Records to use:

*-*-*

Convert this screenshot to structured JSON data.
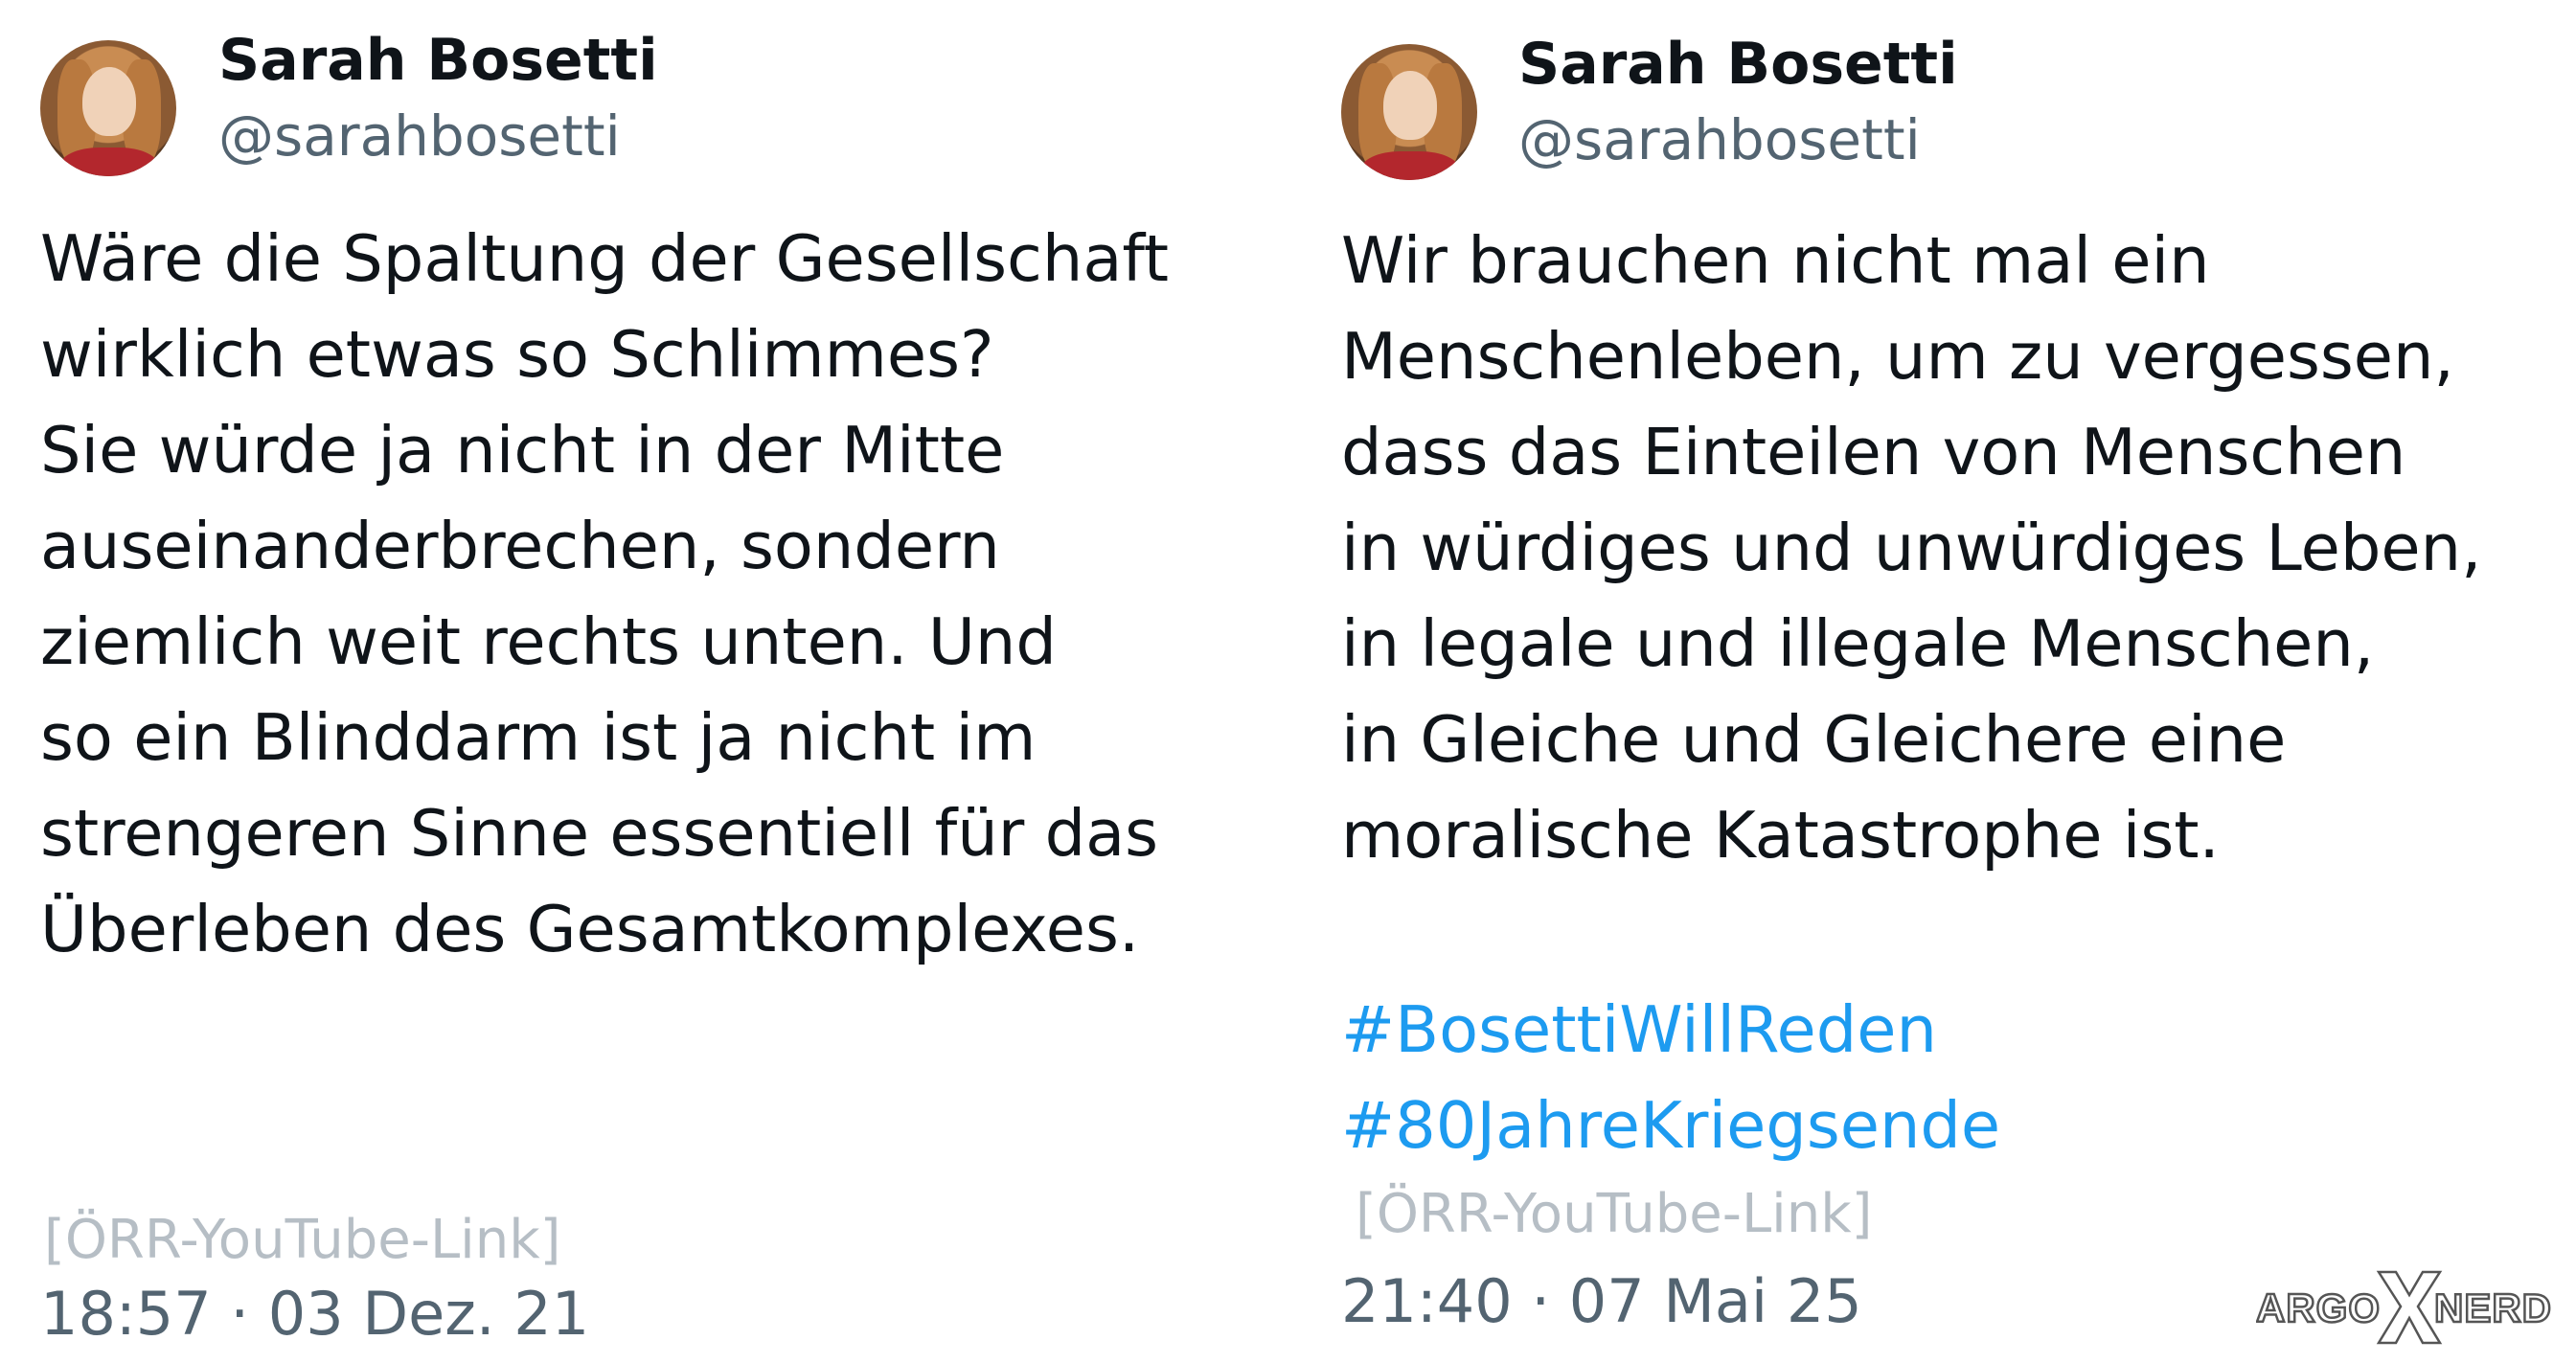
{
  "tweet_left": {
    "name": "Sarah Bosetti",
    "handle": "@sarahbosetti",
    "text_lines": [
      "Wäre die Spaltung der Gesellschaft",
      "wirklich etwas so Schlimmes?",
      "Sie würde ja nicht in der Mitte",
      "auseinanderbrechen, sondern",
      "ziemlich weit rechts unten. Und",
      "so ein Blinddarm ist ja nicht im",
      "strengeren Sinne essentiell für das",
      "Überleben des Gesamtkomplexes."
    ],
    "link_text": "[ÖRR-YouTube-Link]",
    "timestamp": "18:57 · 03 Dez. 21"
  },
  "tweet_right": {
    "name": "Sarah Bosetti",
    "handle": "@sarahbosetti",
    "text_lines": [
      "Wir brauchen nicht mal ein",
      "Menschenleben, um zu vergessen,",
      "dass das Einteilen von Menschen",
      "in würdiges und unwürdiges Leben,",
      "in legale und illegale Menschen,",
      "in Gleiche und Gleichere eine",
      "moralische Katastrophe ist."
    ],
    "hashtags": [
      "#BosettiWillReden",
      "#80JahreKriegsende"
    ],
    "link_text": "[ÖRR-YouTube-Link]",
    "timestamp": "21:40 · 07 Mai 25"
  },
  "watermark": {
    "left": "ARGO",
    "right": "NERD"
  },
  "colors": {
    "text": "#0f1419",
    "secondary": "#536471",
    "hashtag": "#1d9bf0",
    "link": "#b6bec5"
  }
}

*-*-*

Task brief: Would you mind returning each entry above word for word, skipping the images?

Written solution:
Convert this screenshot to structured JSON data.
{
  "tweet_left": {
    "name": "Sarah Bosetti",
    "handle": "@sarahbosetti",
    "text_lines": [
      "Wäre die Spaltung der Gesellschaft",
      "wirklich etwas so Schlimmes?",
      "Sie würde ja nicht in der Mitte",
      "auseinanderbrechen, sondern",
      "ziemlich weit rechts unten. Und",
      "so ein Blinddarm ist ja nicht im",
      "strengeren Sinne essentiell für das",
      "Überleben des Gesamtkomplexes."
    ],
    "link_text": "[ÖRR-YouTube-Link]",
    "timestamp": "18:57 · 03 Dez. 21"
  },
  "tweet_right": {
    "name": "Sarah Bosetti",
    "handle": "@sarahbosetti",
    "text_lines": [
      "Wir brauchen nicht mal ein",
      "Menschenleben, um zu vergessen,",
      "dass das Einteilen von Menschen",
      "in würdiges und unwürdiges Leben,",
      "in legale und illegale Menschen,",
      "in Gleiche und Gleichere eine",
      "moralische Katastrophe ist."
    ],
    "hashtags": [
      "#BosettiWillReden",
      "#80JahreKriegsende"
    ],
    "link_text": "[ÖRR-YouTube-Link]",
    "timestamp": "21:40 · 07 Mai 25"
  },
  "watermark": {
    "left": "ARGO",
    "right": "NERD"
  },
  "colors": {
    "text": "#0f1419",
    "secondary": "#536471",
    "hashtag": "#1d9bf0",
    "link": "#b6bec5"
  }
}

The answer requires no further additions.